## THE PROBLEM
Copy every record below exactly.

============

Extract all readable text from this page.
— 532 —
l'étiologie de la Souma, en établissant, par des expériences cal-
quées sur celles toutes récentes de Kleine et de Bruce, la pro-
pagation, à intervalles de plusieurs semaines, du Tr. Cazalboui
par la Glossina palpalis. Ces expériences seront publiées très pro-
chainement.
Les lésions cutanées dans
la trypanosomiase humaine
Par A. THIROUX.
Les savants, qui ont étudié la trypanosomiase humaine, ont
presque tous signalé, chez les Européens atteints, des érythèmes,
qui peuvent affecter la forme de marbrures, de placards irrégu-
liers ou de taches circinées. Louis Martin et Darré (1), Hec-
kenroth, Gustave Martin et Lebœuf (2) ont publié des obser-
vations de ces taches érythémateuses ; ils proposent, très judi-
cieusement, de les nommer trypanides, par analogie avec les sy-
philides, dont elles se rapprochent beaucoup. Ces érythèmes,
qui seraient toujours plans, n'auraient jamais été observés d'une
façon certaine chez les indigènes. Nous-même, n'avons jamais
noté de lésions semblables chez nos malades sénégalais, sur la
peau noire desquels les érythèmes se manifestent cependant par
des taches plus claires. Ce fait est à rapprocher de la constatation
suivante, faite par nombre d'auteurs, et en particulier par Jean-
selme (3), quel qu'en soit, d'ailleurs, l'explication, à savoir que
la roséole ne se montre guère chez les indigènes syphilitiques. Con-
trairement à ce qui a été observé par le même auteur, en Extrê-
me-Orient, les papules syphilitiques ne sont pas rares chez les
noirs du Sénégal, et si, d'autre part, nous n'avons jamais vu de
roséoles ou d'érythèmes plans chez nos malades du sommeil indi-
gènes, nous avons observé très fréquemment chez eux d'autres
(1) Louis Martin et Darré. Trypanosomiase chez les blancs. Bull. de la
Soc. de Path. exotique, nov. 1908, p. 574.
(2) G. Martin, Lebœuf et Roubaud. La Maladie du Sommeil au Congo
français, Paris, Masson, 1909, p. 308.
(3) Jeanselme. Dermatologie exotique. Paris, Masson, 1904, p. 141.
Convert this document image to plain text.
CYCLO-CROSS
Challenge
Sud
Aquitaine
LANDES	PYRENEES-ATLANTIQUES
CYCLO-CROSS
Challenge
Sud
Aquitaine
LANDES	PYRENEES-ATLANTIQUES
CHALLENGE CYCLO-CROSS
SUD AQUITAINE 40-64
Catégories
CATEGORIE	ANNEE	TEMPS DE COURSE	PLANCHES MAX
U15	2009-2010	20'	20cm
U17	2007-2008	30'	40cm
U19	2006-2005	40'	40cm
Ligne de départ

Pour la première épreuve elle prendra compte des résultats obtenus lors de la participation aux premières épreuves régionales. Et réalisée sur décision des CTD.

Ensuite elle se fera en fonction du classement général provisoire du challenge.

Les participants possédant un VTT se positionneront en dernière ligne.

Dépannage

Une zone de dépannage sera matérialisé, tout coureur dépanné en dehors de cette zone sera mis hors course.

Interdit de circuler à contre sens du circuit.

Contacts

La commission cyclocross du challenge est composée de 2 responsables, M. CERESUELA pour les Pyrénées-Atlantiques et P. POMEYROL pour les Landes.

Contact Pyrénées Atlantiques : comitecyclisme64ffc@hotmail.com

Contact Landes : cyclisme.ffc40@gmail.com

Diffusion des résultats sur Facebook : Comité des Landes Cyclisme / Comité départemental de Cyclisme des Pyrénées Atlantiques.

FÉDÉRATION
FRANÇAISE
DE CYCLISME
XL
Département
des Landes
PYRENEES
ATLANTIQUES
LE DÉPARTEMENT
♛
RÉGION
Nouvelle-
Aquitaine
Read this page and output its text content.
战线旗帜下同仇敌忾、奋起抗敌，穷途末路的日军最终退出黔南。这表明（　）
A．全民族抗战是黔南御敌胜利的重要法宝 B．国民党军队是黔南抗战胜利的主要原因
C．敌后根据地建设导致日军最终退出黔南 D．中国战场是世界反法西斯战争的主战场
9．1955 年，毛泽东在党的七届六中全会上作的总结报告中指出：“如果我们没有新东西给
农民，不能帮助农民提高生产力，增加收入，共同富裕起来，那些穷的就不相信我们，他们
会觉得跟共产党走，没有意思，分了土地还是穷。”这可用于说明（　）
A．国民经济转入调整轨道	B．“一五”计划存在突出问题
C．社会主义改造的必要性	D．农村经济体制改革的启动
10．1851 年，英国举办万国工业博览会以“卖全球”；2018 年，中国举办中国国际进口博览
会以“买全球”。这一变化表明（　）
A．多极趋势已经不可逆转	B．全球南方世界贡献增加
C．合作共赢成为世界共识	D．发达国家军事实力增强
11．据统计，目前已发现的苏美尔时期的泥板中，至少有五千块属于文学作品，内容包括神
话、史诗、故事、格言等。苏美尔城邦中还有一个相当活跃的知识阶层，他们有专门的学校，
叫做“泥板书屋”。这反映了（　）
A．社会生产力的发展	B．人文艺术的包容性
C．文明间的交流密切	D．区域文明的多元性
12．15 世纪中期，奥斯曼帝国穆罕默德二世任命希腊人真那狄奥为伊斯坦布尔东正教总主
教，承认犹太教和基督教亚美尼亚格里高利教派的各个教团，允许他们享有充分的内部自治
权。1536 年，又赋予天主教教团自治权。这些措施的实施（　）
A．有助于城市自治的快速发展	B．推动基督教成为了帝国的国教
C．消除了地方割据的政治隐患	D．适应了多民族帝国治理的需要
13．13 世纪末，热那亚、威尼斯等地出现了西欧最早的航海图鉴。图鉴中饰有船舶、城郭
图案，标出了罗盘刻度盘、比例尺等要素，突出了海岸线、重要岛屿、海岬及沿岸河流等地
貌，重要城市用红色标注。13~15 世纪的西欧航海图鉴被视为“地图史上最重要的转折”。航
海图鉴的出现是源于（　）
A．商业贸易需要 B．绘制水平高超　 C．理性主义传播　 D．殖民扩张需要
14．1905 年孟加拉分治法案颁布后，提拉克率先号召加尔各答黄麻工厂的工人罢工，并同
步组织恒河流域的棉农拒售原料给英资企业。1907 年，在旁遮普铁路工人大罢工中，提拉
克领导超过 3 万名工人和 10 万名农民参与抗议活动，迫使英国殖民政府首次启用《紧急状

============

## THE RESPONSE
Extract all readable text from this page.
— 532 —
l'étiologie de la Souma, en établissant, par des expériences cal-
quées sur celles toutes récentes de Kleine et de Bruce, la pro-
pagation, à intervalles de plusieurs semaines, du Tr. Cazalboui
par la Glossina palpalis. Ces expériences seront publiées très pro-
chainement.
Les lésions cutanées dans
la trypanosomiase humaine
Par A. THIROUX.
Les savants, qui ont étudié la trypanosomiase humaine, ont
presque tous signalé, chez les Européens atteints, des érythèmes,
qui peuvent affecter la forme de marbrures, de placards irrégu-
liers ou de taches circinées. Louis Martin et Darré (1), Hec-
kenroth, Gustave Martin et Lebœuf (2) ont publié des obser-
vations de ces taches érythémateuses ; ils proposent, très judi-
cieusement, de les nommer trypanides, par analogie avec les sy-
philides, dont elles se rapprochent beaucoup. Ces érythèmes,
qui seraient toujours plans, n'auraient jamais été observés d'une
façon certaine chez les indigènes. Nous-même, n'avons jamais
noté de lésions semblables chez nos malades sénégalais, sur la
peau noire desquels les érythèmes se manifestent cependant par
des taches plus claires. Ce fait est à rapprocher de la constatation
suivante, faite par nombre d'auteurs, et en particulier par Jean-
selme (3), quel qu'en soit, d'ailleurs, l'explication, à savoir que
la roséole ne se montre guère chez les indigènes syphilitiques. Con-
trairement à ce qui a été observé par le même auteur, en Extrê-
me-Orient, les papules syphilitiques ne sont pas rares chez les
noirs du Sénégal, et si, d'autre part, nous n'avons jamais vu de
roséoles ou d'érythèmes plans chez nos malades du sommeil indi-
gènes, nous avons observé très fréquemment chez eux d'autres
(1) Louis Martin et Darré. Trypanosomiase chez les blancs. Bull. de la
Soc. de Path. exotique, nov. 1908, p. 574.
(2) G. Martin, Lebœuf et Roubaud. La Maladie du Sommeil au Congo
français, Paris, Masson, 1909, p. 308.
(3) Jeanselme. Dermatologie exotique. Paris, Masson, 1904, p. 141.
Convert this document image to plain text.
CYCLO-CROSS
Challenge
Sud
Aquitaine
LANDES	PYRENEES-ATLANTIQUES
CYCLO-CROSS
Challenge
Sud
Aquitaine
LANDES	PYRENEES-ATLANTIQUES
CHALLENGE CYCLO-CROSS
SUD AQUITAINE 40-64
Catégories
CATEGORIE	ANNEE	TEMPS DE COURSE	PLANCHES MAX
U15	2009-2010	20'	20cm
U17	2007-2008	30'	40cm
U19	2006-2005	40'	40cm
Ligne de départ

Pour la première épreuve elle prendra compte des résultats obtenus lors de la participation aux premières épreuves régionales. Et réalisée sur décision des CTD.

Ensuite elle se fera en fonction du classement général provisoire du challenge.

Les participants possédant un VTT se positionneront en dernière ligne.

Dépannage

Une zone de dépannage sera matérialisé, tout coureur dépanné en dehors de cette zone sera mis hors course.

Interdit de circuler à contre sens du circuit.

Contacts

La commission cyclocross du challenge est composée de 2 responsables, M. CERESUELA pour les Pyrénées-Atlantiques et P. POMEYROL pour les Landes.

Contact Pyrénées Atlantiques : comitecyclisme64ffc@hotmail.com

Contact Landes : cyclisme.ffc40@gmail.com

Diffusion des résultats sur Facebook : Comité des Landes Cyclisme / Comité départemental de Cyclisme des Pyrénées Atlantiques.

FÉDÉRATION
FRANÇAISE
DE CYCLISME
XL
Département
des Landes
PYRENEES
ATLANTIQUES
LE DÉPARTEMENT
♛
RÉGION
Nouvelle-
Aquitaine
Read this page and output its text content.
战线旗帜下同仇敌忾、奋起抗敌，穷途末路的日军最终退出黔南。这表明（　）
A．全民族抗战是黔南御敌胜利的重要法宝 B．国民党军队是黔南抗战胜利的主要原因
C．敌后根据地建设导致日军最终退出黔南 D．中国战场是世界反法西斯战争的主战场
9．1955 年，毛泽东在党的七届六中全会上作的总结报告中指出：“如果我们没有新东西给
农民，不能帮助农民提高生产力，增加收入，共同富裕起来，那些穷的就不相信我们，他们
会觉得跟共产党走，没有意思，分了土地还是穷。”这可用于说明（　）
A．国民经济转入调整轨道	B．“一五”计划存在突出问题
C．社会主义改造的必要性	D．农村经济体制改革的启动
10．1851 年，英国举办万国工业博览会以“卖全球”；2018 年，中国举办中国国际进口博览
会以“买全球”。这一变化表明（　）
A．多极趋势已经不可逆转	B．全球南方世界贡献增加
C．合作共赢成为世界共识	D．发达国家军事实力增强
11．据统计，目前已发现的苏美尔时期的泥板中，至少有五千块属于文学作品，内容包括神
话、史诗、故事、格言等。苏美尔城邦中还有一个相当活跃的知识阶层，他们有专门的学校，
叫做“泥板书屋”。这反映了（　）
A．社会生产力的发展	B．人文艺术的包容性
C．文明间的交流密切	D．区域文明的多元性
12．15 世纪中期，奥斯曼帝国穆罕默德二世任命希腊人真那狄奥为伊斯坦布尔东正教总主
教，承认犹太教和基督教亚美尼亚格里高利教派的各个教团，允许他们享有充分的内部自治
权。1536 年，又赋予天主教教团自治权。这些措施的实施（　）
A．有助于城市自治的快速发展	B．推动基督教成为了帝国的国教
C．消除了地方割据的政治隐患	D．适应了多民族帝国治理的需要
13．13 世纪末，热那亚、威尼斯等地出现了西欧最早的航海图鉴。图鉴中饰有船舶、城郭
图案，标出了罗盘刻度盘、比例尺等要素，突出了海岸线、重要岛屿、海岬及沿岸河流等地
貌，重要城市用红色标注。13~15 世纪的西欧航海图鉴被视为“地图史上最重要的转折”。航
海图鉴的出现是源于（　）
A．商业贸易需要 B．绘制水平高超　 C．理性主义传播　 D．殖民扩张需要
14．1905 年孟加拉分治法案颁布后，提拉克率先号召加尔各答黄麻工厂的工人罢工，并同
步组织恒河流域的棉农拒售原料给英资企业。1907 年，在旁遮普铁路工人大罢工中，提拉
克领导超过 3 万名工人和 10 万名农民参与抗议活动，迫使英国殖民政府首次启用《紧急状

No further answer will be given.